Collected data:
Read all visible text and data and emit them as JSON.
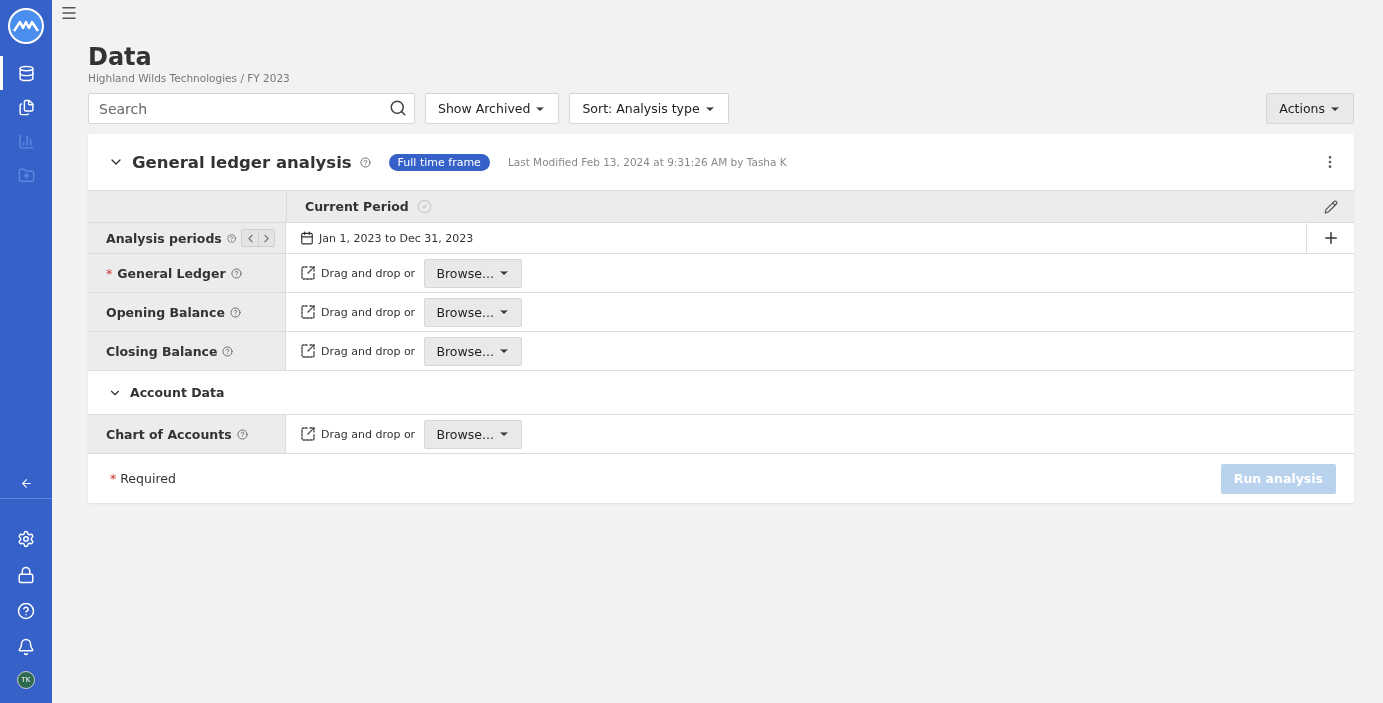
{
  "sidebar": {
    "nav": [
      {
        "kind": "data",
        "selected": true,
        "disabled": false
      },
      {
        "kind": "files",
        "selected": false,
        "disabled": false
      },
      {
        "kind": "chart",
        "selected": false,
        "disabled": true
      },
      {
        "kind": "export",
        "selected": false,
        "disabled": true
      }
    ],
    "tools": [
      {
        "kind": "settings"
      },
      {
        "kind": "lock"
      },
      {
        "kind": "help"
      },
      {
        "kind": "bell"
      }
    ],
    "avatar": "TK"
  },
  "page": {
    "title": "Data",
    "breadcrumb": "Highland Wilds Technologies / FY 2023"
  },
  "toolbar": {
    "search": {
      "placeholder": "Search"
    },
    "filters": [
      "Show Archived",
      "Sort: Analysis type"
    ],
    "actions": "Actions"
  },
  "analysis": {
    "title": "General ledger analysis",
    "expanded": true,
    "badge": "Full time frame",
    "modified": "Last Modified Feb 13, 2024 at 9:31:26 AM by Tasha K",
    "column": "Current Period",
    "period_row": {
      "label": "Analysis periods",
      "range": "Jan 1, 2023 to Dec 31, 2023"
    },
    "rows": [
      {
        "label": "General Ledger",
        "required_mark": "*",
        "drop_text": "Drag and drop or",
        "browse": "Browse..."
      },
      {
        "label": "Opening Balance",
        "drop_text": "Drag and drop or",
        "browse": "Browse..."
      },
      {
        "label": "Closing Balance",
        "drop_text": "Drag and drop or",
        "browse": "Browse..."
      }
    ],
    "sections": [
      {
        "title": "Account Data",
        "expanded": true,
        "rows": [
          {
            "label": "Chart of Accounts",
            "drop_text": "Drag and drop or",
            "browse": "Browse..."
          }
        ]
      }
    ],
    "footer": {
      "required_mark": "*",
      "required_label": "Required",
      "run": {
        "label": "Run analysis",
        "disabled": true
      }
    }
  }
}
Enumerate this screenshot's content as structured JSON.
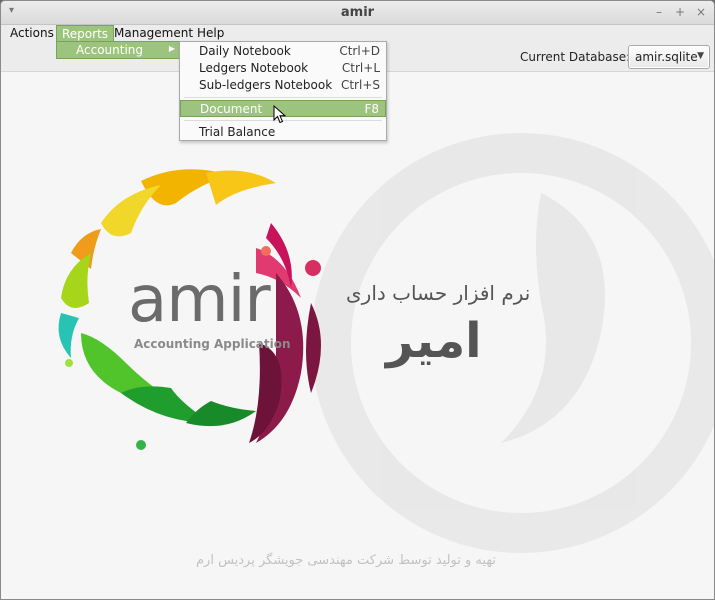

Job: Return the entries unchanged, save for the pictures, which do not belong in the copy.

Solved problem:
Read all visible text and data and emit them as JSON.
{
  "sidebar": {
    "nav": [
      {
        "kind": "data",
        "selected": true,
        "disabled": false
      },
      {
        "kind": "files",
        "selected": false,
        "disabled": false
      },
      {
        "kind": "chart",
        "selected": false,
        "disabled": true
      },
      {
        "kind": "export",
        "selected": false,
        "disabled": true
      }
    ],
    "tools": [
      {
        "kind": "settings"
      },
      {
        "kind": "lock"
      },
      {
        "kind": "help"
      },
      {
        "kind": "bell"
      }
    ],
    "avatar": "TK"
  },
  "page": {
    "title": "Data",
    "breadcrumb": "Highland Wilds Technologies / FY 2023"
  },
  "toolbar": {
    "search": {
      "placeholder": "Search"
    },
    "filters": [
      "Show Archived",
      "Sort: Analysis type"
    ],
    "actions": "Actions"
  },
  "analysis": {
    "title": "General ledger analysis",
    "expanded": true,
    "badge": "Full time frame",
    "modified": "Last Modified Feb 13, 2024 at 9:31:26 AM by Tasha K",
    "column": "Current Period",
    "period_row": {
      "label": "Analysis periods",
      "range": "Jan 1, 2023 to Dec 31, 2023"
    },
    "rows": [
      {
        "label": "General Ledger",
        "required_mark": "*",
        "drop_text": "Drag and drop or",
        "browse": "Browse..."
      },
      {
        "label": "Opening Balance",
        "drop_text": "Drag and drop or",
        "browse": "Browse..."
      },
      {
        "label": "Closing Balance",
        "drop_text": "Drag and drop or",
        "browse": "Browse..."
      }
    ],
    "sections": [
      {
        "title": "Account Data",
        "expanded": true,
        "rows": [
          {
            "label": "Chart of Accounts",
            "drop_text": "Drag and drop or",
            "browse": "Browse..."
          }
        ]
      }
    ],
    "footer": {
      "required_mark": "*",
      "required_label": "Required",
      "run": {
        "label": "Run analysis",
        "disabled": true
      }
    }
  }
}
Enumerate this screenshot's content as structured JSON.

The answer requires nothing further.